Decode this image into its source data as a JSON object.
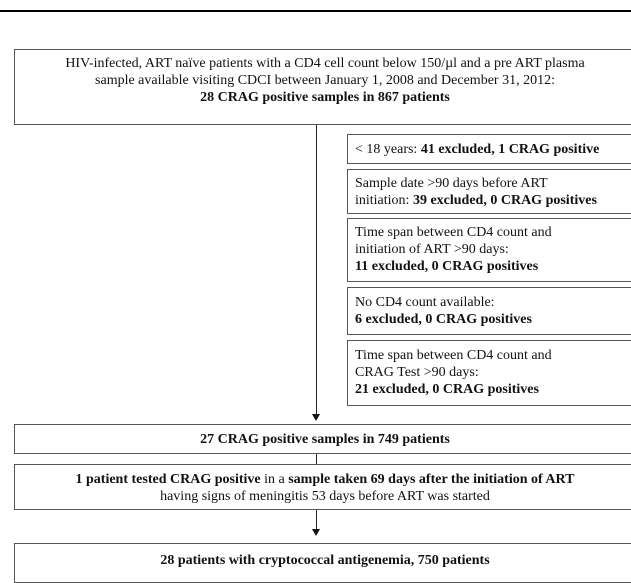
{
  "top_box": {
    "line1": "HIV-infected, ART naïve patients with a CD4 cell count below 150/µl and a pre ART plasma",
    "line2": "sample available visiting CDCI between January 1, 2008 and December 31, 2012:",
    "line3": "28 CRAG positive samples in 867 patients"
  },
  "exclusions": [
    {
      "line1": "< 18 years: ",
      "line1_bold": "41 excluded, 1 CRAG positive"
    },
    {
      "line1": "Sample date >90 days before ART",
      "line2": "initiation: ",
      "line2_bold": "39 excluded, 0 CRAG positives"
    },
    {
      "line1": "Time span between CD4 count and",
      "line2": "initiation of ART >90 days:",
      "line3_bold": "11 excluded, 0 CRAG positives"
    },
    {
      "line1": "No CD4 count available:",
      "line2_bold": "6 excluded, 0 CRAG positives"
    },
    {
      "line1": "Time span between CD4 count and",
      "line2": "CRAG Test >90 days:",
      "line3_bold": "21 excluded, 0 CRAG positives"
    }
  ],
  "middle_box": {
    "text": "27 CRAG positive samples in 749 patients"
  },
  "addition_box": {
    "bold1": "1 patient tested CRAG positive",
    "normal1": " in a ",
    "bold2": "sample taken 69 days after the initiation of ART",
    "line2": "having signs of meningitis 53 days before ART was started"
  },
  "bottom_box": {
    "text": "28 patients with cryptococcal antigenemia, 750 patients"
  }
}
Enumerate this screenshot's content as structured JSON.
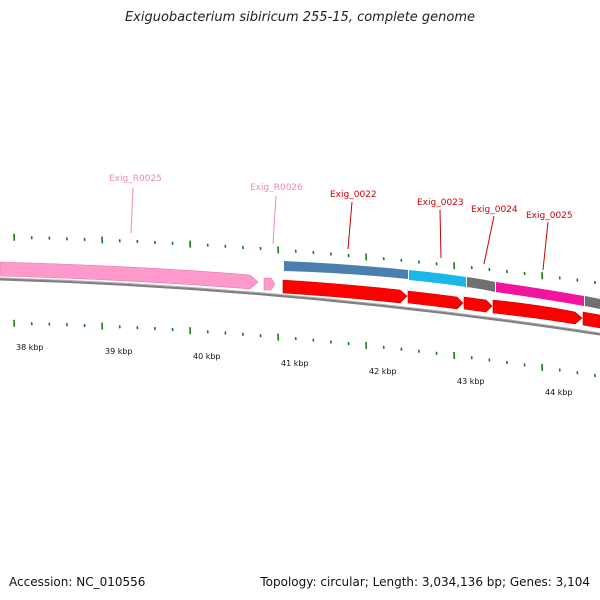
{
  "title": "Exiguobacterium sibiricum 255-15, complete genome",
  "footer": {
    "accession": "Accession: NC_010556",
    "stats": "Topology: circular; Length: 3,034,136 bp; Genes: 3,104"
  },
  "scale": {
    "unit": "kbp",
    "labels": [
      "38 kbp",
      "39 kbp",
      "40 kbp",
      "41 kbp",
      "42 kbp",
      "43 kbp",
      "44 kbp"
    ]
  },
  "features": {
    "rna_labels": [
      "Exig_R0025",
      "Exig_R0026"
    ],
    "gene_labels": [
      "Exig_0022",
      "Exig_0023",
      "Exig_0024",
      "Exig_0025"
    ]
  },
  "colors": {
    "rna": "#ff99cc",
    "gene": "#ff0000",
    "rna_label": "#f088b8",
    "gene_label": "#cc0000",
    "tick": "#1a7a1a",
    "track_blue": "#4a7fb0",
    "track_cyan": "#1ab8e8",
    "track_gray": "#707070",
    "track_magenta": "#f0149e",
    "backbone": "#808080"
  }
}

::::::::

- **Work task**
How many lines of the entries hold the word "samples"? Respond with the number alone.

- **Answer to the problem**
2